◆ **YOUR OBJECTIVE**: Set out every line bearing the string "andere".

◆ **PROVIDED INFORMATION**:
START
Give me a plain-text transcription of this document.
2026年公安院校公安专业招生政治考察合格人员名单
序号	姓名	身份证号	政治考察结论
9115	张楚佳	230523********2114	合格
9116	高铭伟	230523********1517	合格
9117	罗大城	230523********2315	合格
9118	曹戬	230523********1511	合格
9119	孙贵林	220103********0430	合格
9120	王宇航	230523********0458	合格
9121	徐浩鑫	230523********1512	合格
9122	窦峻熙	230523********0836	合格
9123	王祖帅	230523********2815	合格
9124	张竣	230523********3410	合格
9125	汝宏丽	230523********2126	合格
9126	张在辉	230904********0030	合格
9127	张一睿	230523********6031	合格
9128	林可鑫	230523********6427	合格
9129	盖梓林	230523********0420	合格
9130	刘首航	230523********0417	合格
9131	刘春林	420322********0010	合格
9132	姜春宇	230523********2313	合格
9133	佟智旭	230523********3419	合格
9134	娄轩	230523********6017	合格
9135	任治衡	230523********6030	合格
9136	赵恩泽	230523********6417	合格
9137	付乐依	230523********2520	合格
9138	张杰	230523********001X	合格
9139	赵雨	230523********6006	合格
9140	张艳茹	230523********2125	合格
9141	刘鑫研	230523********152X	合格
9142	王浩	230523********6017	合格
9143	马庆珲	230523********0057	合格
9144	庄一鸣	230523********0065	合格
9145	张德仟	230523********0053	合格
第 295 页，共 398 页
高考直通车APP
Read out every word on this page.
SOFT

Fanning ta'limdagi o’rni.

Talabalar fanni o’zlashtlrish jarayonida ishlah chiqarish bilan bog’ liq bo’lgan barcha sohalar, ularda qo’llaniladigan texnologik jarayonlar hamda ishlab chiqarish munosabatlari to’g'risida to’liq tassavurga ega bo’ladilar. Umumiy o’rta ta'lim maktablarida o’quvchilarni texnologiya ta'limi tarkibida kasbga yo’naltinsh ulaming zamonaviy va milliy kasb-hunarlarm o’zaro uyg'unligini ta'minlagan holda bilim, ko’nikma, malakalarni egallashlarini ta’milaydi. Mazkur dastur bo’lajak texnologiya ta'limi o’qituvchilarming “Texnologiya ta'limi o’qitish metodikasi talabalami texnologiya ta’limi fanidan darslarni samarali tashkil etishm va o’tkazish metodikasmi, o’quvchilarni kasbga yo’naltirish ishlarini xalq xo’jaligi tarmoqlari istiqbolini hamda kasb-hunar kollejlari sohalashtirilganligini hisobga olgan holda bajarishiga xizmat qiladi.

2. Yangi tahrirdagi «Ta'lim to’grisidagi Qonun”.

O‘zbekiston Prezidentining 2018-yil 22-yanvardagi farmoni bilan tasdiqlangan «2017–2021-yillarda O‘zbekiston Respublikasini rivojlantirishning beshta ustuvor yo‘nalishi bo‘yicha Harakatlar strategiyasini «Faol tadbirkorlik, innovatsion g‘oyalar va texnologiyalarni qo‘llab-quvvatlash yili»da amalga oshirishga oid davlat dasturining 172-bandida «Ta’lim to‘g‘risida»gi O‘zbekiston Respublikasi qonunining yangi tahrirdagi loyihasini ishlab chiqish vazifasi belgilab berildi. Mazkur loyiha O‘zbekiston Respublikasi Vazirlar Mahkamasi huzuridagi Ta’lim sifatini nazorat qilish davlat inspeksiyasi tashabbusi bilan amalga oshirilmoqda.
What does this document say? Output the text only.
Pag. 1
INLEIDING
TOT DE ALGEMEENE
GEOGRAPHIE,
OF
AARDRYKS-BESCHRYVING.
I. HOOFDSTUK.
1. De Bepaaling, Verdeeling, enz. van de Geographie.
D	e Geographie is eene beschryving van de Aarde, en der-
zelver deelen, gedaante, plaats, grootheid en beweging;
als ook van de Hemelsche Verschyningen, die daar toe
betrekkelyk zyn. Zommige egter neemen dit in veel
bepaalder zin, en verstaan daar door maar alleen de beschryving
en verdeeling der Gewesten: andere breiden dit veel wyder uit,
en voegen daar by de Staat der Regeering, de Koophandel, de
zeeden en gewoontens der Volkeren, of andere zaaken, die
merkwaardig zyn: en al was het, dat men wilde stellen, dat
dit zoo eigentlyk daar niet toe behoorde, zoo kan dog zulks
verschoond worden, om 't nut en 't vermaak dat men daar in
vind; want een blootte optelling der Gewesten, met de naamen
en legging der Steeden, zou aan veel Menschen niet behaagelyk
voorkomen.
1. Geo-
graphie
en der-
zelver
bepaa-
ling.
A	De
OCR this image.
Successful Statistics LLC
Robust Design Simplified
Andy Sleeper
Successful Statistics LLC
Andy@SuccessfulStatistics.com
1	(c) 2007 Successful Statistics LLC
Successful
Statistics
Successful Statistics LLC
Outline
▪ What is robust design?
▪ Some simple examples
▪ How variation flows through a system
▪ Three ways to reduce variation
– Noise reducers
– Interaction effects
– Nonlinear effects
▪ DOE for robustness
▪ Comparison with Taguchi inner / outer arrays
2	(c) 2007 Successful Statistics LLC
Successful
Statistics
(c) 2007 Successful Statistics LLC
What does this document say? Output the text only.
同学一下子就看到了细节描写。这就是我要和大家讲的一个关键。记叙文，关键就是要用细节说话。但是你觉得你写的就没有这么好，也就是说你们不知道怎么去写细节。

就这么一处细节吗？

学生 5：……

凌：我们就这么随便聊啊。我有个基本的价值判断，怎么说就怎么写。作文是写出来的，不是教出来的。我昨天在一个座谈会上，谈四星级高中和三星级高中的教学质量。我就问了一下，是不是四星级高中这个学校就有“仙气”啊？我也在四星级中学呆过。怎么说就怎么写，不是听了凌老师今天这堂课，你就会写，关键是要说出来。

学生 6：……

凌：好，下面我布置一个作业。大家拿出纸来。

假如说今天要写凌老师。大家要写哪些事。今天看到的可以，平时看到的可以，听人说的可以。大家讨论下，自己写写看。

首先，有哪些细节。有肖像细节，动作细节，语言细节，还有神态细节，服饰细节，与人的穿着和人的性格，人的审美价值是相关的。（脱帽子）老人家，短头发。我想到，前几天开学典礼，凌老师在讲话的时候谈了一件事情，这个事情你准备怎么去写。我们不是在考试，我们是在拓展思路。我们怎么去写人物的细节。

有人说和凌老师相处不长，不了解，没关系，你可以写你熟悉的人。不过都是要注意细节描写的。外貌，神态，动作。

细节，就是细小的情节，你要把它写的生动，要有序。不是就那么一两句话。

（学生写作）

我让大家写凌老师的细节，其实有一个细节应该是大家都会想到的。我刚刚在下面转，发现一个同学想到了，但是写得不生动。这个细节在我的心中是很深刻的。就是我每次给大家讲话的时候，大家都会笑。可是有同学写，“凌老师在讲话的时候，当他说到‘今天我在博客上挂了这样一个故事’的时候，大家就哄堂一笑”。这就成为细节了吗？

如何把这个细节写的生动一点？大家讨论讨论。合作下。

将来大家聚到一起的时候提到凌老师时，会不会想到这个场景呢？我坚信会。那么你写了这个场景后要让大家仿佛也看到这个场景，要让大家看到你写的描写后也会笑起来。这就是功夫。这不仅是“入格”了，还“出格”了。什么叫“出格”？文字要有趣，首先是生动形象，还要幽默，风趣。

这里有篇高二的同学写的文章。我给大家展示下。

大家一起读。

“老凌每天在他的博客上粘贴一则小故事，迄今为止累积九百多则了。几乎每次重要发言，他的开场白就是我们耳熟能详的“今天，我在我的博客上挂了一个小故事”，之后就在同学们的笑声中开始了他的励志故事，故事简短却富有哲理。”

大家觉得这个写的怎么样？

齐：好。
END
◆ **EXERCISE RESULT**:
en verdeeling der Gewesten: andere breiden dit veel wyder uit,
zeeden en gewoontens der Volkeren, of andere zaaken, die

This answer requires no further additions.